— Start —
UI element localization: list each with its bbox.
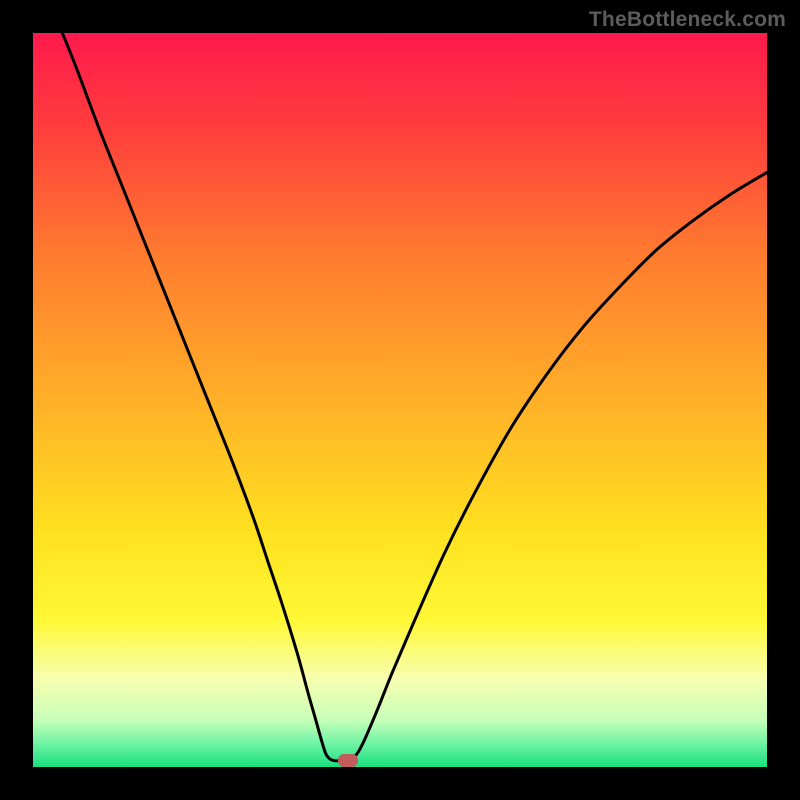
chart-container: { "watermark": { "text": "TheBottleneck.… [0, 0, 800, 800]
optimum-marker [338, 754, 358, 767]
watermark-text: TheBottleneck.com [589, 8, 786, 32]
bottleneck-curve [33, 33, 767, 767]
curve-path [62, 33, 767, 761]
plot-area [33, 33, 767, 767]
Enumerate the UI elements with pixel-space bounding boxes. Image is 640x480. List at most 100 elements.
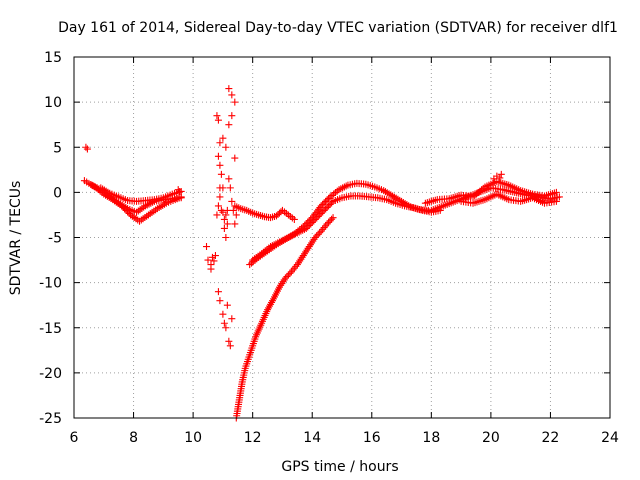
data-point: [231, 154, 239, 162]
data-point: [207, 265, 215, 273]
data-point: [219, 310, 227, 318]
data-point: [177, 194, 185, 202]
data-point: [225, 85, 233, 93]
data-point: [290, 215, 298, 223]
chart-title: Day 161 of 2014, Sidereal Day-to-day VTE…: [58, 20, 618, 36]
data-point: [219, 184, 227, 192]
data-point: [314, 212, 322, 220]
data-point: [222, 324, 230, 332]
data-point: [313, 214, 321, 222]
data-point: [217, 170, 225, 178]
data-point: [210, 257, 218, 265]
data-point: [231, 220, 239, 228]
data-point: [228, 315, 236, 323]
y-tick-label: -15: [39, 321, 62, 337]
y-tick-label: -10: [39, 276, 62, 292]
data-point: [311, 215, 319, 223]
data-point: [176, 187, 184, 195]
data-point: [213, 112, 221, 120]
x-tick-label: 18: [422, 430, 440, 446]
data-point: [284, 271, 292, 279]
data-point: [319, 208, 327, 216]
data-point: [223, 220, 231, 228]
data-point: [316, 211, 324, 219]
y-tick-label: -5: [48, 231, 62, 247]
data-point: [214, 202, 222, 210]
x-tick-label: 6: [70, 430, 79, 446]
data-point: [223, 301, 231, 309]
data-point: [211, 252, 219, 260]
data-point: [320, 206, 328, 214]
data-point: [325, 194, 333, 202]
data-point: [228, 112, 236, 120]
data-point: [497, 170, 505, 178]
data-point: [228, 197, 236, 205]
x-axis-label: GPS time / hours: [281, 459, 398, 475]
data-point: [286, 269, 294, 277]
data-point: [325, 202, 333, 210]
data-point: [226, 342, 234, 350]
data-point: [302, 224, 310, 232]
data-point: [219, 134, 227, 142]
data-point: [316, 229, 324, 237]
data-point: [223, 206, 231, 214]
data-point: [326, 200, 334, 208]
data-point: [313, 232, 321, 240]
data-point: [317, 202, 325, 210]
data-point: [231, 98, 239, 106]
data-point: [204, 256, 212, 264]
y-tick-label: -20: [39, 366, 62, 382]
data-point: [214, 288, 222, 296]
data-point: [216, 161, 224, 169]
data-point: [214, 152, 222, 160]
data-point: [229, 206, 237, 214]
data-point: [216, 297, 224, 305]
y-tick-label: 0: [53, 185, 62, 201]
data-point: [232, 211, 240, 219]
data-point: [226, 184, 234, 192]
data-point: [326, 217, 334, 225]
data-point: [283, 273, 291, 281]
data-point: [328, 215, 336, 223]
data-point: [305, 221, 313, 229]
data-point: [216, 193, 224, 201]
data-point: [314, 230, 322, 238]
data-point: [496, 174, 504, 182]
y-tick-label: 15: [44, 50, 62, 66]
data-point: [328, 199, 336, 207]
data-point: [83, 145, 91, 153]
data-point: [317, 209, 325, 217]
data-point: [222, 211, 230, 219]
data-points: [80, 85, 563, 422]
data-point: [220, 224, 228, 232]
y-tick-label: 5: [53, 140, 62, 156]
data-point: [320, 199, 328, 207]
data-point: [214, 116, 222, 124]
y-axis-label: SDTVAR / TECUs: [8, 181, 24, 296]
data-point: [552, 197, 560, 205]
data-point: [281, 274, 289, 282]
data-point: [555, 193, 563, 201]
x-tick-label: 14: [303, 430, 321, 446]
data-point: [225, 121, 233, 129]
data-point: [307, 220, 315, 228]
y-tick-label: -25: [39, 411, 62, 427]
data-point: [323, 203, 331, 211]
data-point: [310, 217, 318, 225]
x-tick-label: 24: [601, 430, 619, 446]
x-tick-label: 8: [129, 430, 138, 446]
axis-ticks: 6 8 10 12 14 16 18 20 22 24 -25 -20 -15 -10 -5 0 5 10 15: [39, 50, 619, 446]
x-tick-label: 10: [184, 430, 202, 446]
x-tick-label: 22: [542, 430, 560, 446]
data-point: [216, 139, 224, 147]
data-point: [203, 243, 211, 251]
data-point: [82, 143, 90, 151]
data-point: [308, 218, 316, 226]
data-point: [228, 91, 236, 99]
data-point: [311, 234, 319, 241]
data-point: [322, 205, 330, 213]
data-point: [220, 319, 228, 327]
plot-frame: [73, 56, 611, 419]
data-point: [323, 220, 331, 228]
grid: [74, 57, 610, 418]
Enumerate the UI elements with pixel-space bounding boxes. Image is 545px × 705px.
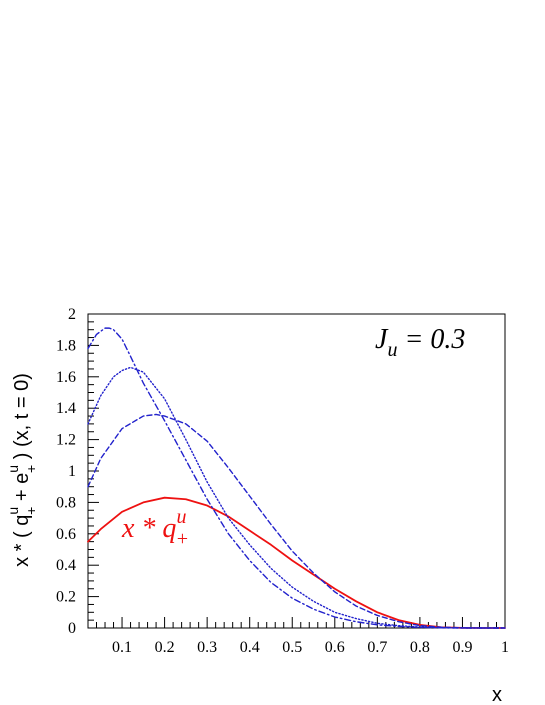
x-tick-label: 0.4 [240,639,260,656]
x-axis-title: x [492,684,502,705]
x-tick-label: 0.3 [197,639,217,656]
y-tick-label: 0.2 [56,589,76,606]
y-tick-label: 2 [68,306,76,323]
y-axis-ticks: 0 0.2 0.4 0.6 0.8 1 1.2 1.4 1.6 1.8 2 [56,306,99,637]
y-tick-label: 1.2 [56,432,76,449]
series-line-dotted [87,366,506,629]
x-tick-label: 1 [501,639,509,656]
y-tick-label: 1 [68,463,76,480]
x-tick-label: 0.6 [325,639,345,656]
series-layer [87,327,506,629]
y-tick-label: 1.4 [56,400,76,417]
series-line-dashdot [87,327,506,629]
plot-border [87,313,506,629]
x-tick-label: 0.1 [112,639,132,656]
x-tick-label: 0.8 [410,639,430,656]
y-tick-label: 1.6 [56,369,76,386]
series-line-dashed [87,413,506,629]
y-tick-label: 0.4 [56,557,76,574]
series-annotation: x * qu + [121,506,189,550]
y-tick-label: 0.6 [56,526,76,543]
x-tick-label: 0.9 [452,639,472,656]
y-tick-label: 1.8 [56,337,76,354]
y-tick-label: 0 [68,620,76,637]
x-tick-label: 0.5 [282,639,302,656]
y-axis-title: x * ( qu + + eu + ) (x, t = 0) [5,373,39,567]
y-tick-label: 0.8 [56,494,76,511]
plot-frame [87,313,506,629]
x-axis-ticks: 0.1 0.2 0.3 0.4 0.5 0.6 0.7 0.8 0.9 1 [87,617,509,656]
x-tick-label: 0.2 [155,639,175,656]
svg-text:x * ( qu+ + eu+ ) (x, t = 0): x * ( qu + + eu + ) (x, t = 0) [5,373,39,567]
ju-annotation: Ju = 0.3 [375,324,465,361]
x-tick-label: 0.7 [367,639,387,656]
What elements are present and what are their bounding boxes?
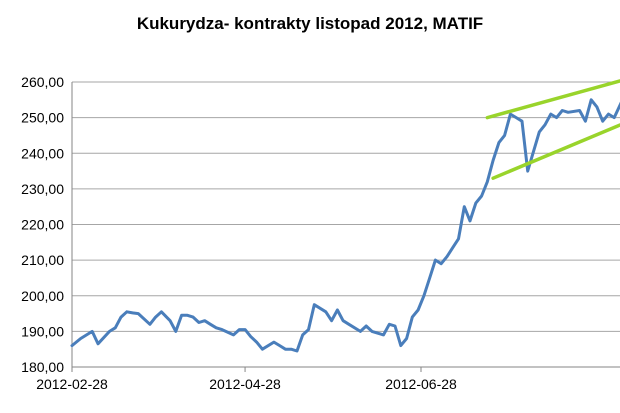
chart-title: Kukurydza- kontrakty listopad 2012, MATI… bbox=[136, 14, 484, 33]
y-tick-label: 190,00 bbox=[21, 323, 64, 339]
y-tick-label: 260,00 bbox=[21, 74, 64, 90]
price-series-line bbox=[70, 98, 620, 353]
y-tick-label: 210,00 bbox=[21, 252, 64, 268]
x-tick-label: 2012-02-28 bbox=[36, 376, 108, 392]
y-tick-label: 180,00 bbox=[21, 359, 64, 375]
y-tick-label: 230,00 bbox=[21, 181, 64, 197]
x-tick-label: 2012-06-28 bbox=[385, 376, 457, 392]
y-tick-label: 200,00 bbox=[21, 288, 64, 304]
y-tick-label: 240,00 bbox=[21, 145, 64, 161]
x-tick-label: 2012-04-28 bbox=[209, 376, 281, 392]
y-tick-label: 220,00 bbox=[21, 217, 64, 233]
y-tick-label: 250,00 bbox=[21, 110, 64, 126]
trend-line bbox=[485, 79, 620, 120]
trend-line bbox=[491, 123, 620, 180]
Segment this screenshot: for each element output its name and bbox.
— End —
** Written instruction **
Rewrite the part of the records that opens with their first line and closes with the line containing "most 100 elements.", replacing "bottleneck-curve" with "bottleneck-line" and leaving everything else unchanged. Omit the pictures from your answer.

** Expected answer **
UI element localization: list each with its bbox.
chart-container: { "watermark": { "text": "TheBottleneck.… [0, 0, 800, 800]
optimum-marker [338, 754, 358, 767]
watermark-text: TheBottleneck.com [589, 8, 786, 32]
bottleneck-line [33, 33, 767, 767]
curve-path [62, 33, 767, 761]
plot-area [33, 33, 767, 767]
Enumerate the UI elements with pixel-space bounding boxes. Image is 640x480. List at most 100 elements.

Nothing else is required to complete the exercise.